Chart and figure data:
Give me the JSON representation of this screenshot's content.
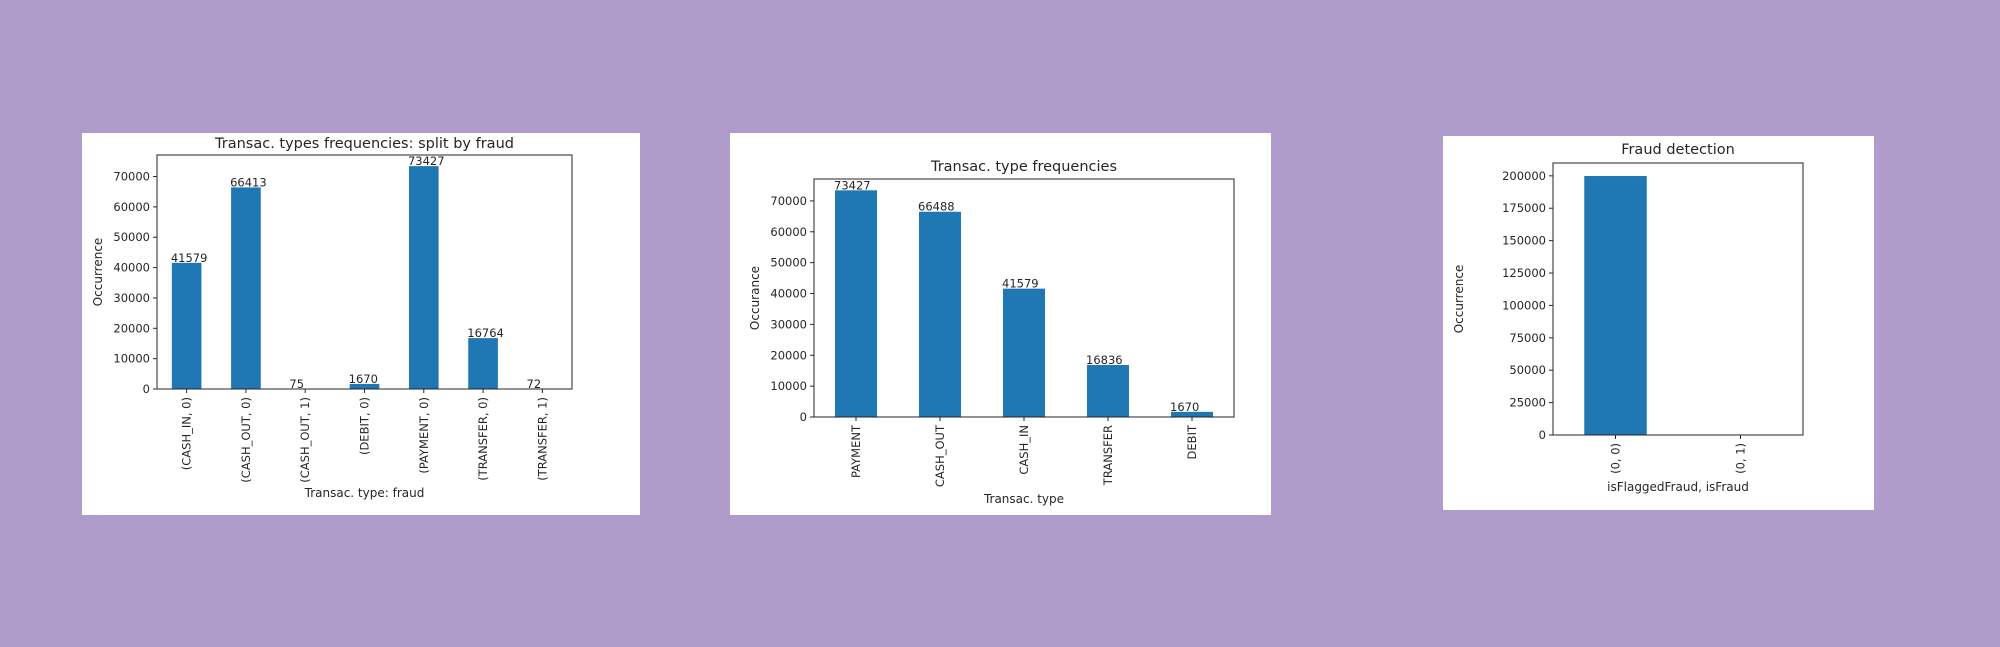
{
  "background": "#b09ccb",
  "bar_color": "#1f77b4",
  "chart_data": [
    {
      "type": "bar",
      "title": "Transac. types frequencies: split by fraud",
      "xlabel": "Transac. type: fraud",
      "ylabel": "Occurrence",
      "categories": [
        "(CASH_IN, 0)",
        "(CASH_OUT, 0)",
        "(CASH_OUT, 1)",
        "(DEBIT, 0)",
        "(PAYMENT, 0)",
        "(TRANSFER, 0)",
        "(TRANSFER, 1)"
      ],
      "values": [
        41579,
        66413,
        75,
        1670,
        73427,
        16764,
        72
      ],
      "data_labels": [
        "41579",
        "66413",
        "75",
        "1670",
        "73427",
        "16764",
        "72"
      ],
      "ylim": [
        0,
        77096
      ],
      "yticks": [
        0,
        10000,
        20000,
        30000,
        40000,
        50000,
        60000,
        70000
      ],
      "grid": false,
      "legend": false
    },
    {
      "type": "bar",
      "title": "Transac. type frequencies",
      "xlabel": "Transac. type",
      "ylabel": "Occurance",
      "categories": [
        "PAYMENT",
        "CASH_OUT",
        "CASH_IN",
        "TRANSFER",
        "DEBIT"
      ],
      "values": [
        73427,
        66488,
        41579,
        16836,
        1670
      ],
      "data_labels": [
        "73427",
        "66488",
        "41579",
        "16836",
        "1670"
      ],
      "ylim": [
        0,
        77096
      ],
      "yticks": [
        0,
        10000,
        20000,
        30000,
        40000,
        50000,
        60000,
        70000
      ],
      "grid": false,
      "legend": false
    },
    {
      "type": "bar",
      "title": "Fraud detection",
      "xlabel": "isFlaggedFraud, isFraud",
      "ylabel": "Occurrence",
      "categories": [
        "(0, 0)",
        "(0, 1)"
      ],
      "values": [
        199853,
        147
      ],
      "data_labels": [],
      "ylim": [
        0,
        209900
      ],
      "yticks": [
        0,
        25000,
        50000,
        75000,
        100000,
        125000,
        150000,
        175000,
        200000
      ],
      "grid": false,
      "legend": false
    }
  ]
}
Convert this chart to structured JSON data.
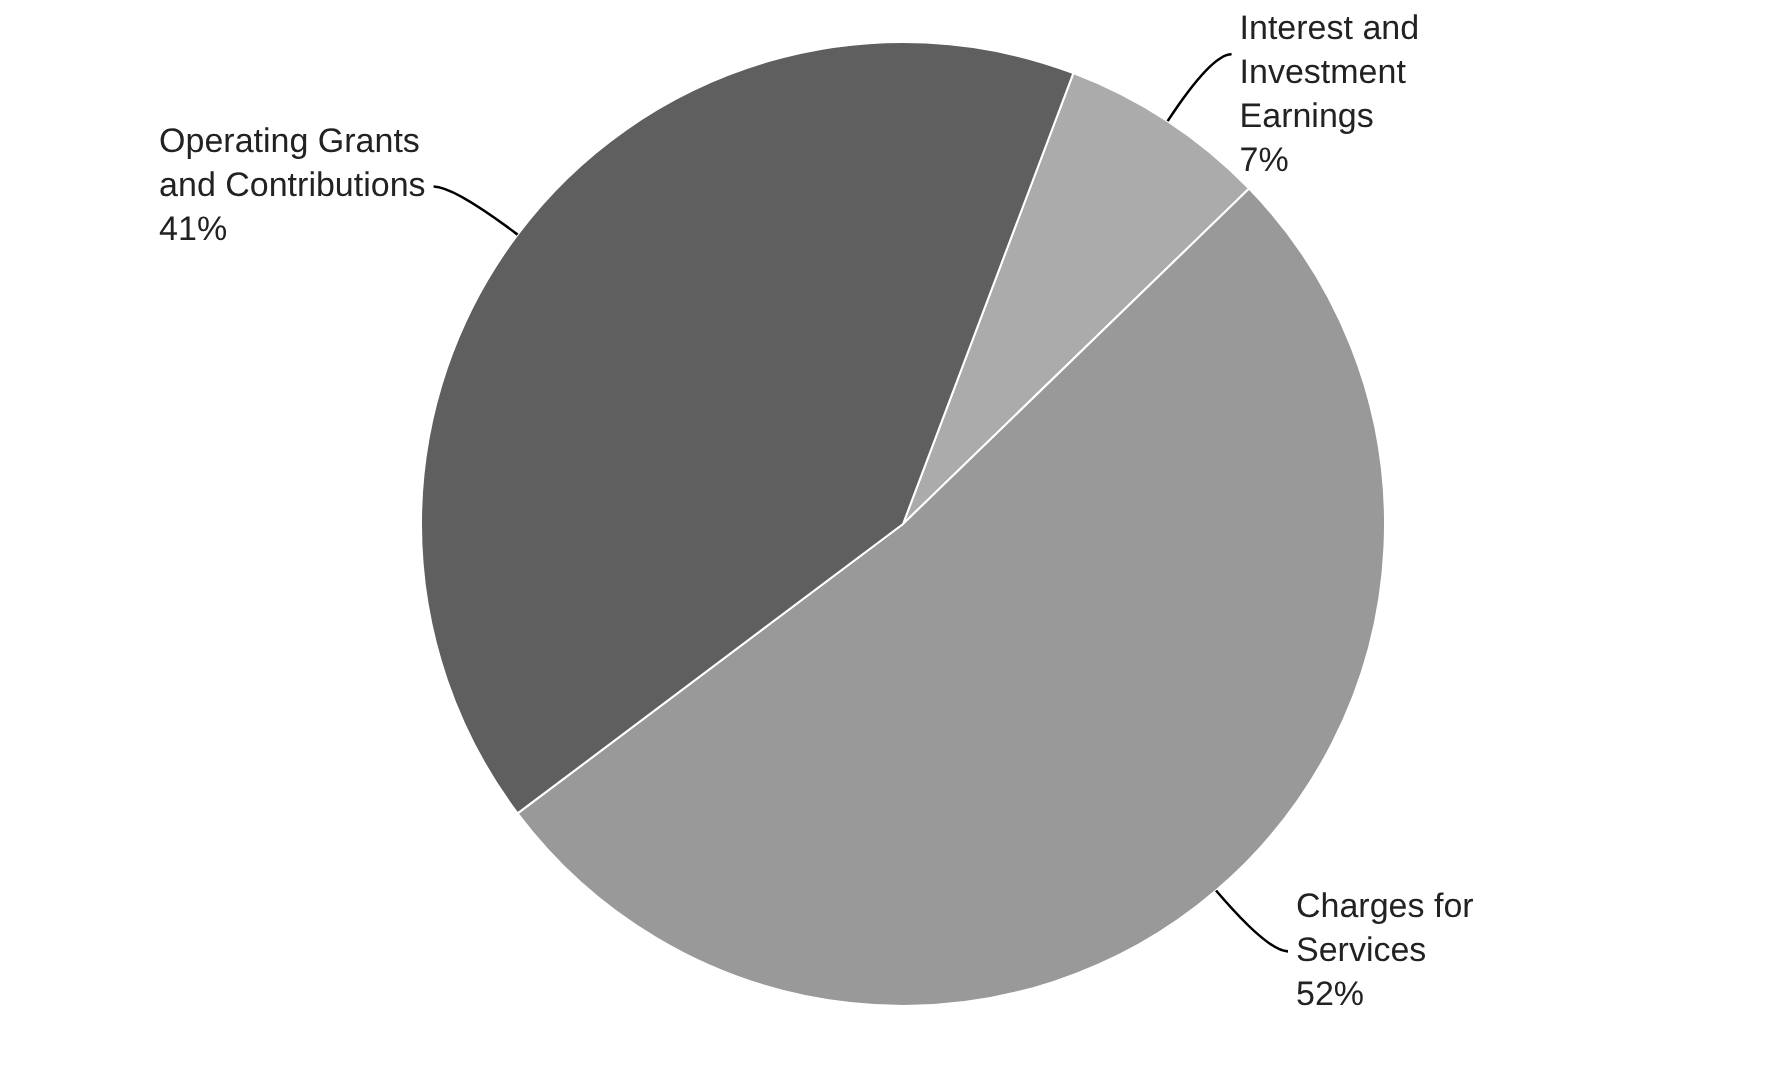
{
  "chart_data": {
    "type": "pie",
    "categories": [
      "Interest and Investment Earnings",
      "Charges for Services",
      "Operating Grants and Contributions"
    ],
    "values": [
      7,
      52,
      41
    ],
    "value_labels": [
      "7%",
      "52%",
      "41%"
    ],
    "colors": [
      "#ababab",
      "#999999",
      "#5f5f5f"
    ],
    "legend": false
  }
}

> **Work to do**
Look through the records and gather every line containing "xlabel".

> **Solution to this task**
      "xlabel": "Transac. type: fraud",
      "xlabel": "Transac. type",
      "xlabel": "isFlaggedFraud, isFraud",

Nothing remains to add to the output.